*YOUR INSTRUCTIONS*.
Your task is to transcribe the data in full.

┄┄┄┄┄┄

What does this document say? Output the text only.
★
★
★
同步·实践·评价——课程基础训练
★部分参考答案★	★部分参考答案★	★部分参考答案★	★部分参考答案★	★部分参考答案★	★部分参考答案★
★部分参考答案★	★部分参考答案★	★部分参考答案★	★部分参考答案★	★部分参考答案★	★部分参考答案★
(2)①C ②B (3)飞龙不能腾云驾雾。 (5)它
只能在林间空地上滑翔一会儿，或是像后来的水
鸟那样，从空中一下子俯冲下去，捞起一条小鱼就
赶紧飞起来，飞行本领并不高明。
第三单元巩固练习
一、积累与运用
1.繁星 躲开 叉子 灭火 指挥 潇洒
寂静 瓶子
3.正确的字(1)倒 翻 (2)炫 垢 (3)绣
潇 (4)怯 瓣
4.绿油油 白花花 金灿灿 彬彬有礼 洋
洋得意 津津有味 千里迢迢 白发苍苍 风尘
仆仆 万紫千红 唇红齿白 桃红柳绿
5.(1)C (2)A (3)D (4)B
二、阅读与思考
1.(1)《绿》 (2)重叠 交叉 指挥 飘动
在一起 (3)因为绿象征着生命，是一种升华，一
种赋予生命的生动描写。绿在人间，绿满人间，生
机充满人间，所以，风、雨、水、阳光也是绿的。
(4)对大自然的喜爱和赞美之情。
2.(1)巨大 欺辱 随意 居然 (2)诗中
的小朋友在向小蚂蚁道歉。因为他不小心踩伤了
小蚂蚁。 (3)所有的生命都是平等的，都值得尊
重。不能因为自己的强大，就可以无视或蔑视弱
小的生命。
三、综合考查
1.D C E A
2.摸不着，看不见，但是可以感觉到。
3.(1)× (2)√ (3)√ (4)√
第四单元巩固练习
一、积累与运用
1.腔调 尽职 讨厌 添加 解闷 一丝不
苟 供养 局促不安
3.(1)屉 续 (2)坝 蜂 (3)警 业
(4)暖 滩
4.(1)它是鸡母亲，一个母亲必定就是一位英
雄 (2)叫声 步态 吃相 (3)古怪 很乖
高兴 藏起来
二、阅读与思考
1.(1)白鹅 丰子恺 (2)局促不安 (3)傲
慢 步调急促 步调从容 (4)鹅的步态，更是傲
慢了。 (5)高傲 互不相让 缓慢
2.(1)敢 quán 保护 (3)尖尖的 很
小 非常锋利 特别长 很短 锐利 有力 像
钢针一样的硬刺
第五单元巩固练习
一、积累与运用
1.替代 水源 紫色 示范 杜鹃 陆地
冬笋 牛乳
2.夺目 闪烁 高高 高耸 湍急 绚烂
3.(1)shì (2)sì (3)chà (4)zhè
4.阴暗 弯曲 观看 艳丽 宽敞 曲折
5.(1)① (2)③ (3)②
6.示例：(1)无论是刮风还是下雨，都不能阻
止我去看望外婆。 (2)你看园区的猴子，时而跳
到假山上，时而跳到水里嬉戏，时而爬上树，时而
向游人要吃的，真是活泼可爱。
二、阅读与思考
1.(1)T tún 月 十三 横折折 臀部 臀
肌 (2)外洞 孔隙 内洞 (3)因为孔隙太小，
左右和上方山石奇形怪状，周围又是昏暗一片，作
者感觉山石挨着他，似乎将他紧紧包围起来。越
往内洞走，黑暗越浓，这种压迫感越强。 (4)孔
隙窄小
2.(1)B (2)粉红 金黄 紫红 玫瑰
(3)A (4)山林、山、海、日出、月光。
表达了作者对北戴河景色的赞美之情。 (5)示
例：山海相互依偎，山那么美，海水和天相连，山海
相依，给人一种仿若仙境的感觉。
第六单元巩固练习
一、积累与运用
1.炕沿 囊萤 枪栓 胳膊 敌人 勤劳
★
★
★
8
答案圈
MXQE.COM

┄┄┄┄┄┄

*RESPONSE TO THIS EXERCISE*.
What does this document say? Output the text only.
★
★
★
同步·实践·评价——课程基础训练
★部分参考答案★	★部分参考答案★	★部分参考答案★	★部分参考答案★	★部分参考答案★	★部分参考答案★
★部分参考答案★	★部分参考答案★	★部分参考答案★	★部分参考答案★	★部分参考答案★	★部分参考答案★
(2)①C ②B (3)飞龙不能腾云驾雾。 (5)它
只能在林间空地上滑翔一会儿，或是像后来的水
鸟那样，从空中一下子俯冲下去，捞起一条小鱼就
赶紧飞起来，飞行本领并不高明。
第三单元巩固练习
一、积累与运用
1.繁星 躲开 叉子 灭火 指挥 潇洒
寂静 瓶子
3.正确的字(1)倒 翻 (2)炫 垢 (3)绣
潇 (4)怯 瓣
4.绿油油 白花花 金灿灿 彬彬有礼 洋
洋得意 津津有味 千里迢迢 白发苍苍 风尘
仆仆 万紫千红 唇红齿白 桃红柳绿
5.(1)C (2)A (3)D (4)B
二、阅读与思考
1.(1)《绿》 (2)重叠 交叉 指挥 飘动
在一起 (3)因为绿象征着生命，是一种升华，一
种赋予生命的生动描写。绿在人间，绿满人间，生
机充满人间，所以，风、雨、水、阳光也是绿的。
(4)对大自然的喜爱和赞美之情。
2.(1)巨大 欺辱 随意 居然 (2)诗中
的小朋友在向小蚂蚁道歉。因为他不小心踩伤了
小蚂蚁。 (3)所有的生命都是平等的，都值得尊
重。不能因为自己的强大，就可以无视或蔑视弱
小的生命。
三、综合考查
1.D C E A
2.摸不着，看不见，但是可以感觉到。
3.(1)× (2)√ (3)√ (4)√
第四单元巩固练习
一、积累与运用
1.腔调 尽职 讨厌 添加 解闷 一丝不
苟 供养 局促不安
3.(1)屉 续 (2)坝 蜂 (3)警 业
(4)暖 滩
4.(1)它是鸡母亲，一个母亲必定就是一位英
雄 (2)叫声 步态 吃相 (3)古怪 很乖
高兴 藏起来
二、阅读与思考
1.(1)白鹅 丰子恺 (2)局促不安 (3)傲
慢 步调急促 步调从容 (4)鹅的步态，更是傲
慢了。 (5)高傲 互不相让 缓慢
2.(1)敢 quán 保护 (3)尖尖的 很
小 非常锋利 特别长 很短 锐利 有力 像
钢针一样的硬刺
第五单元巩固练习
一、积累与运用
1.替代 水源 紫色 示范 杜鹃 陆地
冬笋 牛乳
2.夺目 闪烁 高高 高耸 湍急 绚烂
3.(1)shì (2)sì (3)chà (4)zhè
4.阴暗 弯曲 观看 艳丽 宽敞 曲折
5.(1)① (2)③ (3)②
6.示例：(1)无论是刮风还是下雨，都不能阻
止我去看望外婆。 (2)你看园区的猴子，时而跳
到假山上，时而跳到水里嬉戏，时而爬上树，时而
向游人要吃的，真是活泼可爱。
二、阅读与思考
1.(1)T tún 月 十三 横折折 臀部 臀
肌 (2)外洞 孔隙 内洞 (3)因为孔隙太小，
左右和上方山石奇形怪状，周围又是昏暗一片，作
者感觉山石挨着他，似乎将他紧紧包围起来。越
往内洞走，黑暗越浓，这种压迫感越强。 (4)孔
隙窄小
2.(1)B (2)粉红 金黄 紫红 玫瑰
(3)A (4)山林、山、海、日出、月光。
表达了作者对北戴河景色的赞美之情。 (5)示
例：山海相互依偎，山那么美，海水和天相连，山海
相依，给人一种仿若仙境的感觉。
第六单元巩固练习
一、积累与运用
1.炕沿 囊萤 枪栓 胳膊 敌人 勤劳
★
★
★
8
答案圈
MXQE.COM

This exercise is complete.